### THE REQUEST
Return the complete listing that follows, with each line reproduced exactly.

* * * *

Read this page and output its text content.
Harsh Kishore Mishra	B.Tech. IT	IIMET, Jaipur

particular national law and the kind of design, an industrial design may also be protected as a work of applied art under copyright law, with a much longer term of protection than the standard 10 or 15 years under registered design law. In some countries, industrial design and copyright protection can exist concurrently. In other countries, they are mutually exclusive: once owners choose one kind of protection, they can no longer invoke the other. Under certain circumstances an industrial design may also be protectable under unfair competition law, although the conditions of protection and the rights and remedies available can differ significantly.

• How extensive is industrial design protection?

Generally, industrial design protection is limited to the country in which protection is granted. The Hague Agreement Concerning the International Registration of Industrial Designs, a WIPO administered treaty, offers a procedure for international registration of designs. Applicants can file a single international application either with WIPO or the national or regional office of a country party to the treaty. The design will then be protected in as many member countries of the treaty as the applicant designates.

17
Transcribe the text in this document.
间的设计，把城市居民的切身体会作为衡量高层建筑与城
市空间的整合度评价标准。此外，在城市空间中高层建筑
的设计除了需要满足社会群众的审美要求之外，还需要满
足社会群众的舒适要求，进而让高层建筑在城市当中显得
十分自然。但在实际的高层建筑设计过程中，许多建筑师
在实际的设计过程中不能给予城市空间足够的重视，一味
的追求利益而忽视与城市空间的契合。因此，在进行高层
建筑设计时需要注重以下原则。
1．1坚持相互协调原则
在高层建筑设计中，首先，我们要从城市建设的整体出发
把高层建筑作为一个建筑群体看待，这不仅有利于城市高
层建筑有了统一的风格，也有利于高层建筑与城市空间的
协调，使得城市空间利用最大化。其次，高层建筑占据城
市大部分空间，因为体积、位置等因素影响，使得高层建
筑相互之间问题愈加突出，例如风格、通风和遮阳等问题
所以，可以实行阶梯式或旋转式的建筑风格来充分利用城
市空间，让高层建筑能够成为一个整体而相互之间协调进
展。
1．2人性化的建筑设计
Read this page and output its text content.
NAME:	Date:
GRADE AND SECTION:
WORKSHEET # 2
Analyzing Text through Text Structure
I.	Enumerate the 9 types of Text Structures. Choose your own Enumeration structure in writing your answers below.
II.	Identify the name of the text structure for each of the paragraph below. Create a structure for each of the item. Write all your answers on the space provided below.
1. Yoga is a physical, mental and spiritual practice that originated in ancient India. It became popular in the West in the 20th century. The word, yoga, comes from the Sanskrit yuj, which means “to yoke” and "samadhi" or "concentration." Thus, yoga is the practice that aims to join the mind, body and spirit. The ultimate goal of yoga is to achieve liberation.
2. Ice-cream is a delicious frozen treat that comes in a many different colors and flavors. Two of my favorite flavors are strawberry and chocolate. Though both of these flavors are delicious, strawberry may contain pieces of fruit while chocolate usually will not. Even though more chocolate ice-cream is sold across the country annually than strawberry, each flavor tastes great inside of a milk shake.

* * * *

### EXERCISE ANSWER
Read this page and output its text content.
Harsh Kishore Mishra	B.Tech. IT	IIMET, Jaipur

particular national law and the kind of design, an industrial design may also be protected as a work of applied art under copyright law, with a much longer term of protection than the standard 10 or 15 years under registered design law. In some countries, industrial design and copyright protection can exist concurrently. In other countries, they are mutually exclusive: once owners choose one kind of protection, they can no longer invoke the other. Under certain circumstances an industrial design may also be protectable under unfair competition law, although the conditions of protection and the rights and remedies available can differ significantly.

• How extensive is industrial design protection?

Generally, industrial design protection is limited to the country in which protection is granted. The Hague Agreement Concerning the International Registration of Industrial Designs, a WIPO administered treaty, offers a procedure for international registration of designs. Applicants can file a single international application either with WIPO or the national or regional office of a country party to the treaty. The design will then be protected in as many member countries of the treaty as the applicant designates.

17
Transcribe the text in this document.
间的设计，把城市居民的切身体会作为衡量高层建筑与城
市空间的整合度评价标准。此外，在城市空间中高层建筑
的设计除了需要满足社会群众的审美要求之外，还需要满
足社会群众的舒适要求，进而让高层建筑在城市当中显得
十分自然。但在实际的高层建筑设计过程中，许多建筑师
在实际的设计过程中不能给予城市空间足够的重视，一味
的追求利益而忽视与城市空间的契合。因此，在进行高层
建筑设计时需要注重以下原则。
1．1坚持相互协调原则
在高层建筑设计中，首先，我们要从城市建设的整体出发
把高层建筑作为一个建筑群体看待，这不仅有利于城市高
层建筑有了统一的风格，也有利于高层建筑与城市空间的
协调，使得城市空间利用最大化。其次，高层建筑占据城
市大部分空间，因为体积、位置等因素影响，使得高层建
筑相互之间问题愈加突出，例如风格、通风和遮阳等问题
所以，可以实行阶梯式或旋转式的建筑风格来充分利用城
市空间，让高层建筑能够成为一个整体而相互之间协调进
展。
1．2人性化的建筑设计
Read this page and output its text content.
NAME:	Date:
GRADE AND SECTION:
WORKSHEET # 2
Analyzing Text through Text Structure
I.	Enumerate the 9 types of Text Structures. Choose your own Enumeration structure in writing your answers below.
II.	Identify the name of the text structure for each of the paragraph below. Create a structure for each of the item. Write all your answers on the space provided below.
1. Yoga is a physical, mental and spiritual practice that originated in ancient India. It became popular in the West in the 20th century. The word, yoga, comes from the Sanskrit yuj, which means “to yoke” and "samadhi" or "concentration." Thus, yoga is the practice that aims to join the mind, body and spirit. The ultimate goal of yoga is to achieve liberation.
2. Ice-cream is a delicious frozen treat that comes in a many different colors and flavors. Two of my favorite flavors are strawberry and chocolate. Though both of these flavors are delicious, strawberry may contain pieces of fruit while chocolate usually will not. Even though more chocolate ice-cream is sold across the country annually than strawberry, each flavor tastes great inside of a milk shake.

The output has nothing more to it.